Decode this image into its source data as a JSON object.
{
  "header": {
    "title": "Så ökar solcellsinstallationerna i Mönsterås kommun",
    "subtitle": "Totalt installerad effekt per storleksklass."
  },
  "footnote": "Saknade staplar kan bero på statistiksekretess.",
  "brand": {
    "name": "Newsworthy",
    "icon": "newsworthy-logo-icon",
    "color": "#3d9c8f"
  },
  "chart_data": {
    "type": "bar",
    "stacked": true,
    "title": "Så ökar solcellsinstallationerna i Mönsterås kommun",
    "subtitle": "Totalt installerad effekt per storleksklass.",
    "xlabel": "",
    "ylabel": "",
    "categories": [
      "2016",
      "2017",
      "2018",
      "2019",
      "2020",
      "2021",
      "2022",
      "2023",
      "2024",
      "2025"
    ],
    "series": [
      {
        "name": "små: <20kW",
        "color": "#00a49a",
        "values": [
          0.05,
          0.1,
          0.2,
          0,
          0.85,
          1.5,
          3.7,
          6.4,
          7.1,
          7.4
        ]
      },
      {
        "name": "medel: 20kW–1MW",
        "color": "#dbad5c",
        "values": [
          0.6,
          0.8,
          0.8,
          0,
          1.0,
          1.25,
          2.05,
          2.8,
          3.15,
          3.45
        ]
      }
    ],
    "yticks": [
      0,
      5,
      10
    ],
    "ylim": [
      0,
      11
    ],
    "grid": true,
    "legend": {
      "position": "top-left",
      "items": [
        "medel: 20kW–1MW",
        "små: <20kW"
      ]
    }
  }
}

What is required:
Write the whole listing out again. Keep every line exactly as it is.

The response:
Decode this image into its source data as a JSON object.
{
  "header": {
    "title": "Så ökar solcellsinstallationerna i Mönsterås kommun",
    "subtitle": "Totalt installerad effekt per storleksklass."
  },
  "footnote": "Saknade staplar kan bero på statistiksekretess.",
  "brand": {
    "name": "Newsworthy",
    "icon": "newsworthy-logo-icon",
    "color": "#3d9c8f"
  },
  "chart_data": {
    "type": "bar",
    "stacked": true,
    "title": "Så ökar solcellsinstallationerna i Mönsterås kommun",
    "subtitle": "Totalt installerad effekt per storleksklass.",
    "xlabel": "",
    "ylabel": "",
    "categories": [
      "2016",
      "2017",
      "2018",
      "2019",
      "2020",
      "2021",
      "2022",
      "2023",
      "2024",
      "2025"
    ],
    "series": [
      {
        "name": "små: <20kW",
        "color": "#00a49a",
        "values": [
          0.05,
          0.1,
          0.2,
          0,
          0.85,
          1.5,
          3.7,
          6.4,
          7.1,
          7.4
        ]
      },
      {
        "name": "medel: 20kW–1MW",
        "color": "#dbad5c",
        "values": [
          0.6,
          0.8,
          0.8,
          0,
          1.0,
          1.25,
          2.05,
          2.8,
          3.15,
          3.45
        ]
      }
    ],
    "yticks": [
      0,
      5,
      10
    ],
    "ylim": [
      0,
      11
    ],
    "grid": true,
    "legend": {
      "position": "top-left",
      "items": [
        "medel: 20kW–1MW",
        "små: <20kW"
      ]
    }
  }
}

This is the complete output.